**Stated goal**
Reproduce the data below in full and exclude every picture.

**Records provided**
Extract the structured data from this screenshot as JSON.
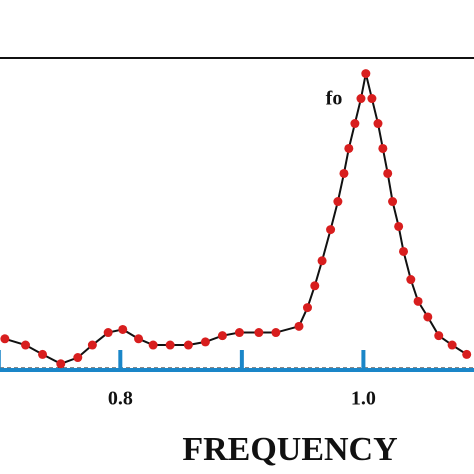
{
  "chart_data": {
    "type": "line",
    "x_label": "FREQUENCY",
    "annotation": "fo",
    "xlim": [
      0.701,
      1.091
    ],
    "ylim": [
      0,
      1
    ],
    "xticks": [
      {
        "value": 0.8,
        "label": "0.8"
      },
      {
        "value": 1.0,
        "label": "1.0"
      }
    ],
    "minor_xticks": [
      0.7,
      0.9
    ],
    "axis_color": "#1a86c8",
    "series": [
      {
        "color": "#d81e1e",
        "line_color": "#111111",
        "x": [
          0.705,
          0.722,
          0.736,
          0.751,
          0.765,
          0.777,
          0.79,
          0.802,
          0.815,
          0.827,
          0.841,
          0.856,
          0.87,
          0.884,
          0.898,
          0.914,
          0.928,
          0.947,
          0.954,
          0.96,
          0.966,
          0.973,
          0.979,
          0.984,
          0.988,
          0.993,
          0.998,
          1.002,
          1.007,
          1.012,
          1.016,
          1.02,
          1.024,
          1.029,
          1.033,
          1.039,
          1.045,
          1.053,
          1.062,
          1.073,
          1.085
        ],
        "values": [
          0.1,
          0.08,
          0.05,
          0.02,
          0.04,
          0.08,
          0.12,
          0.13,
          0.1,
          0.08,
          0.08,
          0.08,
          0.09,
          0.11,
          0.12,
          0.12,
          0.12,
          0.14,
          0.2,
          0.27,
          0.35,
          0.45,
          0.54,
          0.63,
          0.71,
          0.79,
          0.87,
          0.95,
          0.87,
          0.79,
          0.71,
          0.63,
          0.54,
          0.46,
          0.38,
          0.29,
          0.22,
          0.17,
          0.11,
          0.08,
          0.05
        ]
      }
    ]
  }
}
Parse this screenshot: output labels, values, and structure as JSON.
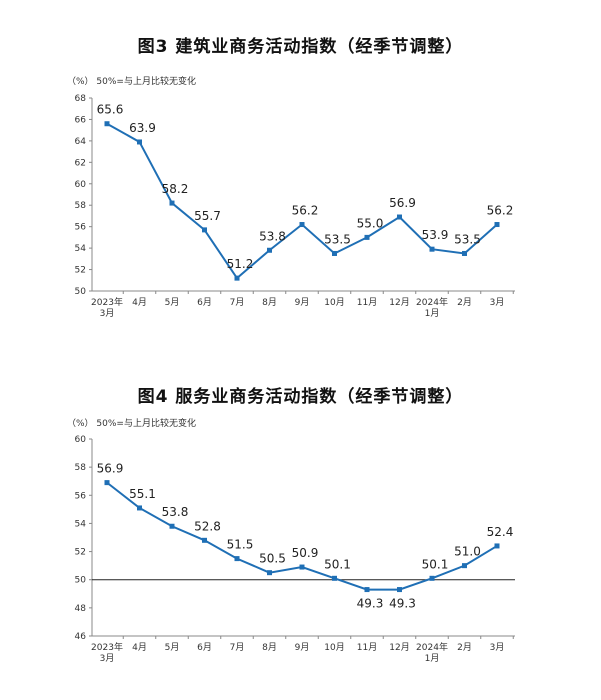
{
  "chart_data": [
    {
      "type": "line",
      "title": "图3  建筑业商务活动指数（经季节调整）",
      "unit_note": "（%）  50%=与上月比较无变化",
      "categories": [
        "2023年|3月",
        "4月",
        "5月",
        "6月",
        "7月",
        "8月",
        "9月",
        "10月",
        "11月",
        "12月",
        "2024年|1月",
        "2月",
        "3月"
      ],
      "series": [
        {
          "values": [
            65.6,
            63.9,
            58.2,
            55.7,
            51.2,
            53.8,
            56.2,
            53.5,
            55.0,
            56.9,
            53.9,
            53.5,
            56.2
          ],
          "labels": [
            "65.6",
            "63.9",
            "58.2",
            "55.7",
            "51.2",
            "53.8",
            "56.2",
            "53.5",
            "55.0",
            "56.9",
            "53.9",
            "53.5",
            "56.2"
          ]
        }
      ],
      "ylim": [
        50,
        68
      ],
      "ystep": 2,
      "reference_line": null,
      "color": "#1f6fb5"
    },
    {
      "type": "line",
      "title": "图4  服务业商务活动指数（经季节调整）",
      "unit_note": "（%）  50%=与上月比较无变化",
      "categories": [
        "2023年|3月",
        "4月",
        "5月",
        "6月",
        "7月",
        "8月",
        "9月",
        "10月",
        "11月",
        "12月",
        "2024年|1月",
        "2月",
        "3月"
      ],
      "series": [
        {
          "values": [
            56.9,
            55.1,
            53.8,
            52.8,
            51.5,
            50.5,
            50.9,
            50.1,
            49.3,
            49.3,
            50.1,
            51.0,
            52.4
          ],
          "labels": [
            "56.9",
            "55.1",
            "53.8",
            "52.8",
            "51.5",
            "50.5",
            "50.9",
            "50.1",
            "49.3",
            "49.3",
            "50.1",
            "51.0",
            "52.4"
          ]
        }
      ],
      "ylim": [
        46,
        60
      ],
      "ystep": 2,
      "reference_line": 50,
      "color": "#1f6fb5"
    }
  ]
}
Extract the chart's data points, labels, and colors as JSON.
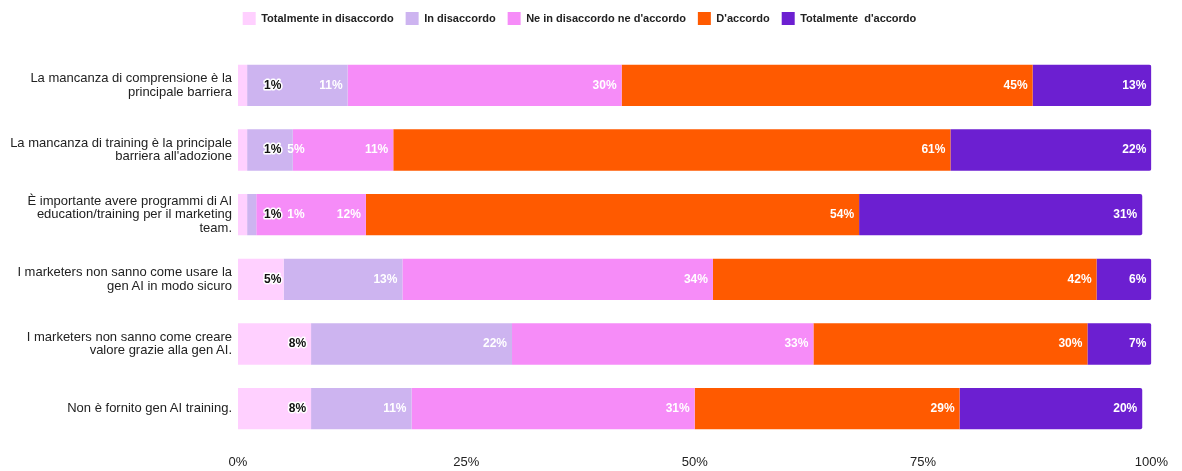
{
  "chart_data": {
    "type": "bar",
    "orientation": "horizontal",
    "stacked": true,
    "legend": "top",
    "categories": [
      "La mancanza di comprensione è la principale barriera",
      "La mancanza di training è la principale barriera all'adozione",
      "È importante avere programmi di AI education/training per il marketing team.",
      "I marketers non sanno come usare la gen AI in modo sicuro",
      "I marketers non sanno come creare valore grazie alla gen AI.",
      "Non è fornito gen AI training."
    ],
    "series": [
      {
        "name": "Totalmente in disaccordo",
        "color": "#ffd0ff",
        "values": [
          1,
          1,
          1,
          5,
          8,
          8
        ],
        "value_labels": [
          "1%",
          "1%",
          "1%",
          "5%",
          "8%",
          "8%"
        ]
      },
      {
        "name": "In disaccordo",
        "color": "#cdb4f0",
        "values": [
          11,
          5,
          1,
          13,
          22,
          11
        ],
        "value_labels": [
          "11%",
          "5%",
          "1%",
          "13%",
          "22%",
          "11%"
        ]
      },
      {
        "name": "Ne in disaccordo ne d'accordo",
        "color": "#f68cf8",
        "values": [
          30,
          11,
          12,
          34,
          33,
          31
        ],
        "value_labels": [
          "30%",
          "11%",
          "12%",
          "34%",
          "33%",
          "31%"
        ]
      },
      {
        "name": "D'accordo",
        "color": "#ff5a00",
        "values": [
          45,
          61,
          54,
          42,
          30,
          29
        ],
        "value_labels": [
          "45%",
          "61%",
          "54%",
          "42%",
          "30%",
          "29%"
        ]
      },
      {
        "name": "Totalmente  d'accordo",
        "color": "#6c1fd1",
        "values": [
          13,
          22,
          31,
          6,
          7,
          20
        ],
        "value_labels": [
          "13%",
          "22%",
          "31%",
          "6%",
          "7%",
          "20%"
        ]
      }
    ],
    "xlim": [
      0,
      100
    ],
    "xticks": [
      {
        "value": 0,
        "label": "0%"
      },
      {
        "value": 25,
        "label": "25%"
      },
      {
        "value": 50,
        "label": "50%"
      },
      {
        "value": 75,
        "label": "75%"
      },
      {
        "value": 100,
        "label": "100%"
      }
    ]
  }
}
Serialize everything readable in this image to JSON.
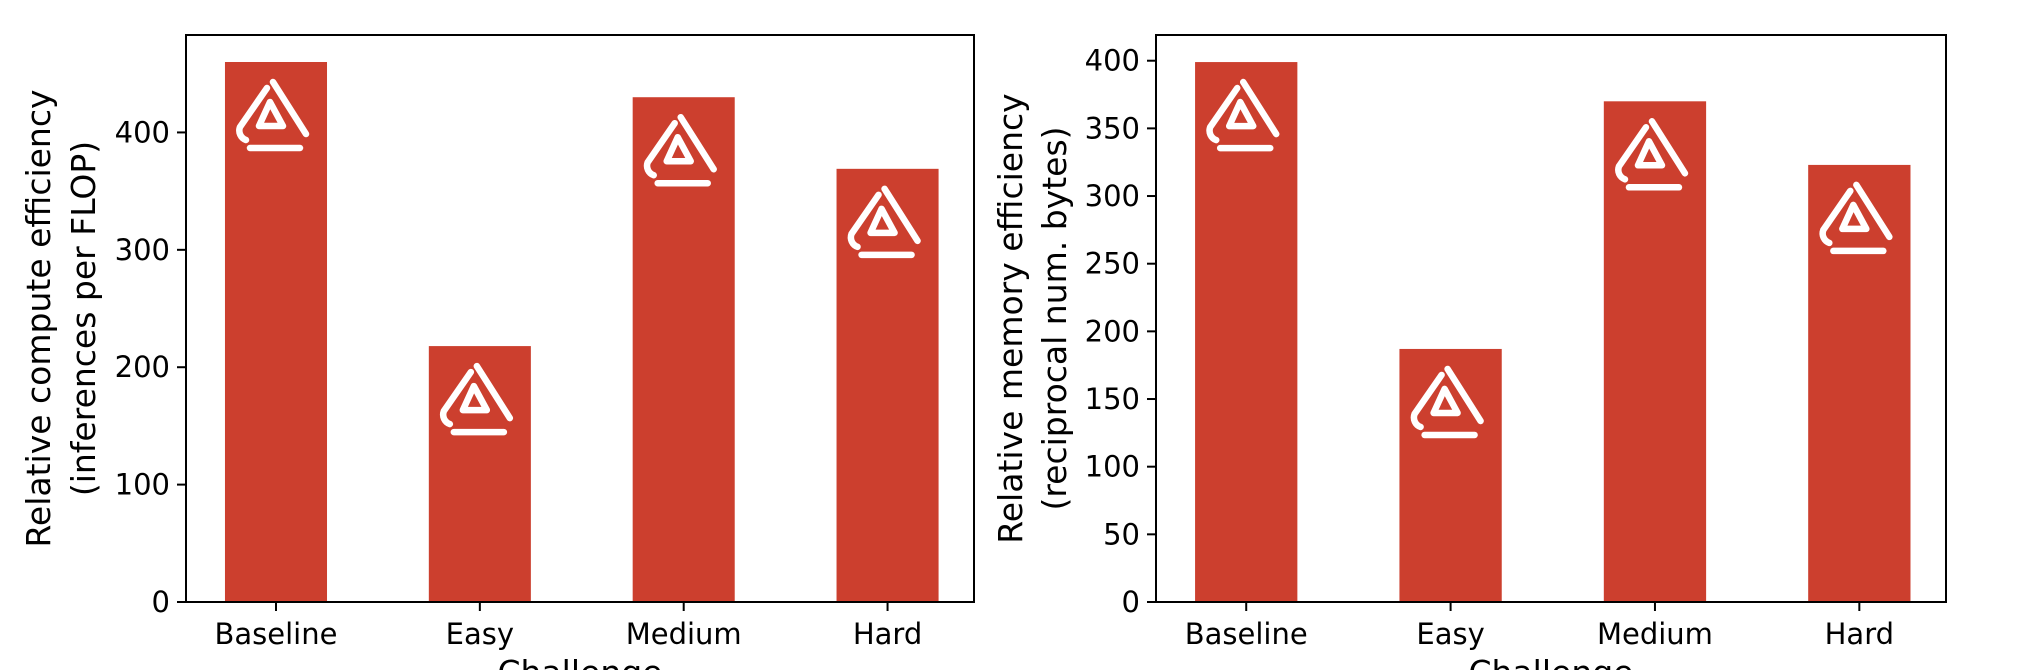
{
  "colors": {
    "bar": "#CC3F2E",
    "logo": "#FFFFFF",
    "axis": "#000000"
  },
  "icon": "brand-logo-icon",
  "chart_data": [
    {
      "type": "bar",
      "categories": [
        "Baseline",
        "Easy",
        "Medium",
        "Hard"
      ],
      "values": [
        460,
        218,
        430,
        369
      ],
      "xlabel": "Challenge",
      "ylabel": [
        "Relative compute efficiency",
        "(inferences per FLOP)"
      ],
      "yticks": [
        0,
        100,
        200,
        300,
        400
      ],
      "ylim": [
        0,
        483
      ],
      "grid": false
    },
    {
      "type": "bar",
      "categories": [
        "Baseline",
        "Easy",
        "Medium",
        "Hard"
      ],
      "values": [
        399,
        187,
        370,
        323
      ],
      "xlabel": "Challenge",
      "ylabel": [
        "Relative memory efficiency",
        "(reciprocal num. bytes)"
      ],
      "yticks": [
        0,
        50,
        100,
        150,
        200,
        250,
        300,
        350,
        400
      ],
      "ylim": [
        0,
        419
      ],
      "grid": false
    }
  ]
}
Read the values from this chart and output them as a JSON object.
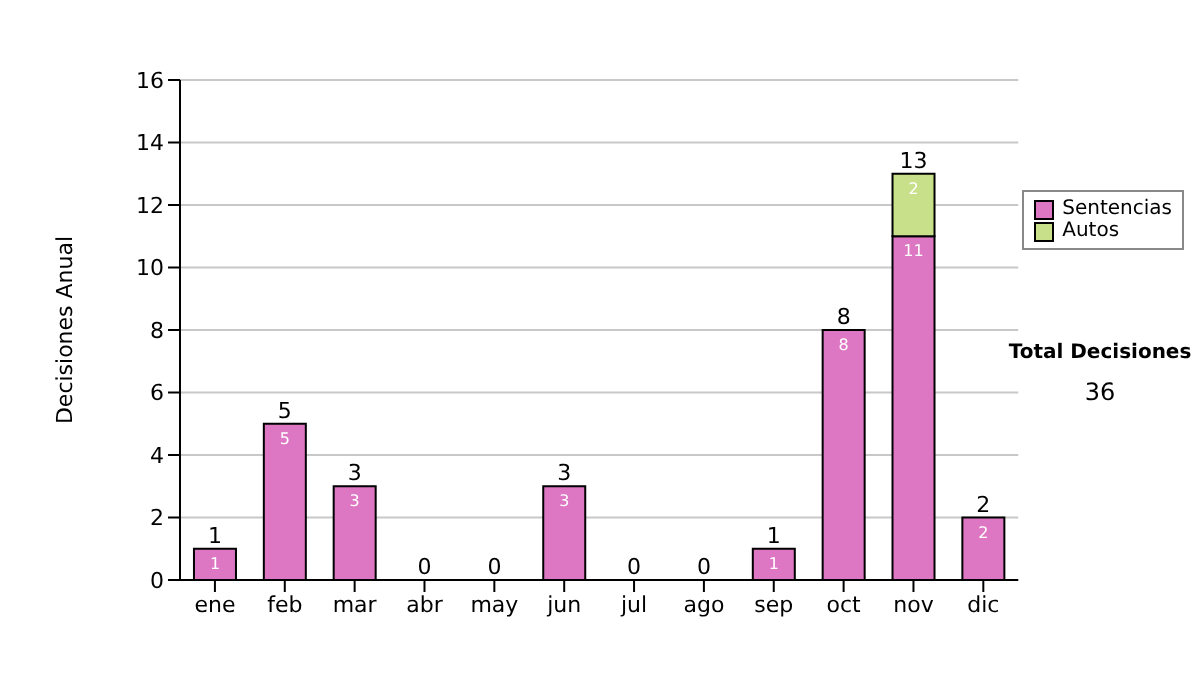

**Written answer**
Extract the structured data from this screenshot as JSON.
{
  "chart_data": {
    "type": "line",
    "x_label": "FREQUENCY",
    "annotation": "fo",
    "xlim": [
      0.701,
      1.091
    ],
    "ylim": [
      0,
      1
    ],
    "xticks": [
      {
        "value": 0.8,
        "label": "0.8"
      },
      {
        "value": 1.0,
        "label": "1.0"
      }
    ],
    "minor_xticks": [
      0.7,
      0.9
    ],
    "axis_color": "#1a86c8",
    "series": [
      {
        "color": "#d81e1e",
        "line_color": "#111111",
        "x": [
          0.705,
          0.722,
          0.736,
          0.751,
          0.765,
          0.777,
          0.79,
          0.802,
          0.815,
          0.827,
          0.841,
          0.856,
          0.87,
          0.884,
          0.898,
          0.914,
          0.928,
          0.947,
          0.954,
          0.96,
          0.966,
          0.973,
          0.979,
          0.984,
          0.988,
          0.993,
          0.998,
          1.002,
          1.007,
          1.012,
          1.016,
          1.02,
          1.024,
          1.029,
          1.033,
          1.039,
          1.045,
          1.053,
          1.062,
          1.073,
          1.085
        ],
        "values": [
          0.1,
          0.08,
          0.05,
          0.02,
          0.04,
          0.08,
          0.12,
          0.13,
          0.1,
          0.08,
          0.08,
          0.08,
          0.09,
          0.11,
          0.12,
          0.12,
          0.12,
          0.14,
          0.2,
          0.27,
          0.35,
          0.45,
          0.54,
          0.63,
          0.71,
          0.79,
          0.87,
          0.95,
          0.87,
          0.79,
          0.71,
          0.63,
          0.54,
          0.46,
          0.38,
          0.29,
          0.22,
          0.17,
          0.11,
          0.08,
          0.05
        ]
      }
    ]
  }
}
Parse this screenshot: output labels, values, and structure as JSON.
{
  "chart_data": [
    {
      "type": "line",
      "title": "图3  建筑业商务活动指数（经季节调整）",
      "unit_note": "（%）  50%=与上月比较无变化",
      "categories": [
        "2023年|3月",
        "4月",
        "5月",
        "6月",
        "7月",
        "8月",
        "9月",
        "10月",
        "11月",
        "12月",
        "2024年|1月",
        "2月",
        "3月"
      ],
      "series": [
        {
          "values": [
            65.6,
            63.9,
            58.2,
            55.7,
            51.2,
            53.8,
            56.2,
            53.5,
            55.0,
            56.9,
            53.9,
            53.5,
            56.2
          ],
          "labels": [
            "65.6",
            "63.9",
            "58.2",
            "55.7",
            "51.2",
            "53.8",
            "56.2",
            "53.5",
            "55.0",
            "56.9",
            "53.9",
            "53.5",
            "56.2"
          ]
        }
      ],
      "ylim": [
        50,
        68
      ],
      "ystep": 2,
      "reference_line": null,
      "color": "#1f6fb5"
    },
    {
      "type": "line",
      "title": "图4  服务业商务活动指数（经季节调整）",
      "unit_note": "（%）  50%=与上月比较无变化",
      "categories": [
        "2023年|3月",
        "4月",
        "5月",
        "6月",
        "7月",
        "8月",
        "9月",
        "10月",
        "11月",
        "12月",
        "2024年|1月",
        "2月",
        "3月"
      ],
      "series": [
        {
          "values": [
            56.9,
            55.1,
            53.8,
            52.8,
            51.5,
            50.5,
            50.9,
            50.1,
            49.3,
            49.3,
            50.1,
            51.0,
            52.4
          ],
          "labels": [
            "56.9",
            "55.1",
            "53.8",
            "52.8",
            "51.5",
            "50.5",
            "50.9",
            "50.1",
            "49.3",
            "49.3",
            "50.1",
            "51.0",
            "52.4"
          ]
        }
      ],
      "ylim": [
        46,
        60
      ],
      "ystep": 2,
      "reference_line": 50,
      "color": "#1f6fb5"
    }
  ]
}
Extract the chart's data points, labels, and colors as JSON.
{
  "chart_data": {
    "type": "bar",
    "orientation": "horizontal",
    "stacked": true,
    "legend": "top",
    "categories": [
      "La mancanza di comprensione è la principale barriera",
      "La mancanza di training è la principale barriera all'adozione",
      "È importante avere programmi di AI education/training per il marketing team.",
      "I marketers non sanno come usare la gen AI in modo sicuro",
      "I marketers non sanno come creare valore grazie alla gen AI.",
      "Non è fornito gen AI training."
    ],
    "series": [
      {
        "name": "Totalmente in disaccordo",
        "color": "#ffd0ff",
        "values": [
          1,
          1,
          1,
          5,
          8,
          8
        ],
        "value_labels": [
          "1%",
          "1%",
          "1%",
          "5%",
          "8%",
          "8%"
        ]
      },
      {
        "name": "In disaccordo",
        "color": "#cdb4f0",
        "values": [
          11,
          5,
          1,
          13,
          22,
          11
        ],
        "value_labels": [
          "11%",
          "5%",
          "1%",
          "13%",
          "22%",
          "11%"
        ]
      },
      {
        "name": "Ne in disaccordo ne d'accordo",
        "color": "#f68cf8",
        "values": [
          30,
          11,
          12,
          34,
          33,
          31
        ],
        "value_labels": [
          "30%",
          "11%",
          "12%",
          "34%",
          "33%",
          "31%"
        ]
      },
      {
        "name": "D'accordo",
        "color": "#ff5a00",
        "values": [
          45,
          61,
          54,
          42,
          30,
          29
        ],
        "value_labels": [
          "45%",
          "61%",
          "54%",
          "42%",
          "30%",
          "29%"
        ]
      },
      {
        "name": "Totalmente  d'accordo",
        "color": "#6c1fd1",
        "values": [
          13,
          22,
          31,
          6,
          7,
          20
        ],
        "value_labels": [
          "13%",
          "22%",
          "31%",
          "6%",
          "7%",
          "20%"
        ]
      }
    ],
    "xlim": [
      0,
      100
    ],
    "xticks": [
      {
        "value": 0,
        "label": "0%"
      },
      {
        "value": 25,
        "label": "25%"
      },
      {
        "value": 50,
        "label": "50%"
      },
      {
        "value": 75,
        "label": "75%"
      },
      {
        "value": 100,
        "label": "100%"
      }
    ]
  }
}
Serialize everything readable in this image to JSON.
{
  "colors": {
    "bar": "#CC3F2E",
    "logo": "#FFFFFF",
    "axis": "#000000"
  },
  "icon": "brand-logo-icon",
  "chart_data": [
    {
      "type": "bar",
      "categories": [
        "Baseline",
        "Easy",
        "Medium",
        "Hard"
      ],
      "values": [
        460,
        218,
        430,
        369
      ],
      "xlabel": "Challenge",
      "ylabel": [
        "Relative compute efficiency",
        "(inferences per FLOP)"
      ],
      "yticks": [
        0,
        100,
        200,
        300,
        400
      ],
      "ylim": [
        0,
        483
      ],
      "grid": false
    },
    {
      "type": "bar",
      "categories": [
        "Baseline",
        "Easy",
        "Medium",
        "Hard"
      ],
      "values": [
        399,
        187,
        370,
        323
      ],
      "xlabel": "Challenge",
      "ylabel": [
        "Relative memory efficiency",
        "(reciprocal num. bytes)"
      ],
      "yticks": [
        0,
        50,
        100,
        150,
        200,
        250,
        300,
        350,
        400
      ],
      "ylim": [
        0,
        419
      ],
      "grid": false
    }
  ]
}
Read the values from this chart and output them as a JSON object.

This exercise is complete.